[Data records]
** start **

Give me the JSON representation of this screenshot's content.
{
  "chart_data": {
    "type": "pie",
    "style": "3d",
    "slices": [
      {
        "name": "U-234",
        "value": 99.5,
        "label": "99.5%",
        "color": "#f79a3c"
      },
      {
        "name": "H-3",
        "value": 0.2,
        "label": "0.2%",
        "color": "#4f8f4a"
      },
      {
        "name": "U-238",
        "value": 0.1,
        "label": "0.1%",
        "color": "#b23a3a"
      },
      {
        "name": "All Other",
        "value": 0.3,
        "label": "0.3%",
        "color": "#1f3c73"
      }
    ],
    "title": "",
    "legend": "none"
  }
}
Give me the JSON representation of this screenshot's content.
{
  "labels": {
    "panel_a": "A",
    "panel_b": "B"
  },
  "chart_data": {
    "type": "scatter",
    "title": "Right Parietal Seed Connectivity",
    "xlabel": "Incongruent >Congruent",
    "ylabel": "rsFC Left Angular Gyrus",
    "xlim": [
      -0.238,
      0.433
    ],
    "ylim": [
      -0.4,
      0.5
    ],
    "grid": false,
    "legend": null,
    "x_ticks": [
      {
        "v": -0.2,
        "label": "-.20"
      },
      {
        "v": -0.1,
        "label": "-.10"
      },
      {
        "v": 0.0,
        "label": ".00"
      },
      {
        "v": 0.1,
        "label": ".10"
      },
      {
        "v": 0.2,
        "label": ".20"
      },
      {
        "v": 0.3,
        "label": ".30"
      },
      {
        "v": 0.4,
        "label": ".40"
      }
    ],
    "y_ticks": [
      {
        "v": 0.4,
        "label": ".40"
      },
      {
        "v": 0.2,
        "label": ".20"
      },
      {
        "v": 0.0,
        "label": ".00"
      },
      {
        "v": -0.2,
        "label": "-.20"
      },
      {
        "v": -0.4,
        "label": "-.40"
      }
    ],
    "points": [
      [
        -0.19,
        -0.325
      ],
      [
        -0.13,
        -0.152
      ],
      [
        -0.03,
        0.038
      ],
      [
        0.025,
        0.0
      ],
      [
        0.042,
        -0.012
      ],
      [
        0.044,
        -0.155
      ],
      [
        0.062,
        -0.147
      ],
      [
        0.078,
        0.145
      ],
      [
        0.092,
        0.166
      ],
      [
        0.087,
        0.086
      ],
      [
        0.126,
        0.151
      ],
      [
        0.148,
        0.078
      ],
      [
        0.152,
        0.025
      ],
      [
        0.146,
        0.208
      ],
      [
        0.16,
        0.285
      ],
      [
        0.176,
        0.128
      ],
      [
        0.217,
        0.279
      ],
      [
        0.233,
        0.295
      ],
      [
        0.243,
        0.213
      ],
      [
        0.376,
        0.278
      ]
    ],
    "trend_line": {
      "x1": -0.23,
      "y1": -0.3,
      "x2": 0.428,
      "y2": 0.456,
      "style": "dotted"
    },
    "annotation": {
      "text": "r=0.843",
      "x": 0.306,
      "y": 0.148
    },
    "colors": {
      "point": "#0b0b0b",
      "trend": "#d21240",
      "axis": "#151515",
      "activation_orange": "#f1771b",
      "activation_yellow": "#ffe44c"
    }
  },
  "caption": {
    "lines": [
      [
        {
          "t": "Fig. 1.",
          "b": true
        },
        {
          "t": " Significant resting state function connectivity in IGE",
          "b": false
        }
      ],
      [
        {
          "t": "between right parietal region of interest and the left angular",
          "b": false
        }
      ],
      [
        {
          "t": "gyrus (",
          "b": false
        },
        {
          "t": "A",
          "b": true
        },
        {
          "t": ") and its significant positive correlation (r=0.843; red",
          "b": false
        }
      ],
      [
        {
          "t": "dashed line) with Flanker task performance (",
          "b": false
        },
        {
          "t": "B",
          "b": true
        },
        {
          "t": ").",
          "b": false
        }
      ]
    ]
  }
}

** end **

INSTRUCTION> Collect each line above holding the string "title".

RESPONSE FOR THIS EXERCISE>
    "title": "",
    "title": "Right Parietal Seed Connectivity",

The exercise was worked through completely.